_Task goal_
Each record needs to be echoed exactly; can you do that?
----- Listed entries
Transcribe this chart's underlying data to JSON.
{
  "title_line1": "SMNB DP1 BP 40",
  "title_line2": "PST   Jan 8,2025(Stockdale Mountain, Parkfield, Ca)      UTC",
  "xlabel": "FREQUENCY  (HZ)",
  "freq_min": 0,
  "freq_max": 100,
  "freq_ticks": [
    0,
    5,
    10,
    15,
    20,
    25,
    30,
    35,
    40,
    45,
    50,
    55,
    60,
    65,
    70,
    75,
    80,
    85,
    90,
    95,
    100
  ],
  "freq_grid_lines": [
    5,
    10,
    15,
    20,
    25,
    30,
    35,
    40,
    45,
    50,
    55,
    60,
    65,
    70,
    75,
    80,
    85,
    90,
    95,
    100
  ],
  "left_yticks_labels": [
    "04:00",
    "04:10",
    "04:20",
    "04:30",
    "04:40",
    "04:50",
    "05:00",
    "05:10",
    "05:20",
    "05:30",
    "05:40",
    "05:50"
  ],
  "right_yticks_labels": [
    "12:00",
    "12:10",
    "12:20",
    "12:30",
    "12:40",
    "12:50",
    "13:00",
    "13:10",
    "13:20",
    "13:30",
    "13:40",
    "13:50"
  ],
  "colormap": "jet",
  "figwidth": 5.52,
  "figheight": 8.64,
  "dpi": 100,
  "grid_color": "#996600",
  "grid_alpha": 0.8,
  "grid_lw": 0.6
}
----------
_Answer for this exercise_
Transcribe this chart's underlying data to JSON.
{
  "title_line1": "SMNB DP1 BP 40",
  "title_line2": "PST   Jan 8,2025(Stockdale Mountain, Parkfield, Ca)      UTC",
  "xlabel": "FREQUENCY  (HZ)",
  "freq_min": 0,
  "freq_max": 100,
  "freq_ticks": [
    0,
    5,
    10,
    15,
    20,
    25,
    30,
    35,
    40,
    45,
    50,
    55,
    60,
    65,
    70,
    75,
    80,
    85,
    90,
    95,
    100
  ],
  "freq_grid_lines": [
    5,
    10,
    15,
    20,
    25,
    30,
    35,
    40,
    45,
    50,
    55,
    60,
    65,
    70,
    75,
    80,
    85,
    90,
    95,
    100
  ],
  "left_yticks_labels": [
    "04:00",
    "04:10",
    "04:20",
    "04:30",
    "04:40",
    "04:50",
    "05:00",
    "05:10",
    "05:20",
    "05:30",
    "05:40",
    "05:50"
  ],
  "right_yticks_labels": [
    "12:00",
    "12:10",
    "12:20",
    "12:30",
    "12:40",
    "12:50",
    "13:00",
    "13:10",
    "13:20",
    "13:30",
    "13:40",
    "13:50"
  ],
  "colormap": "jet",
  "figwidth": 5.52,
  "figheight": 8.64,
  "dpi": 100,
  "grid_color": "#996600",
  "grid_alpha": 0.8,
  "grid_lw": 0.6
}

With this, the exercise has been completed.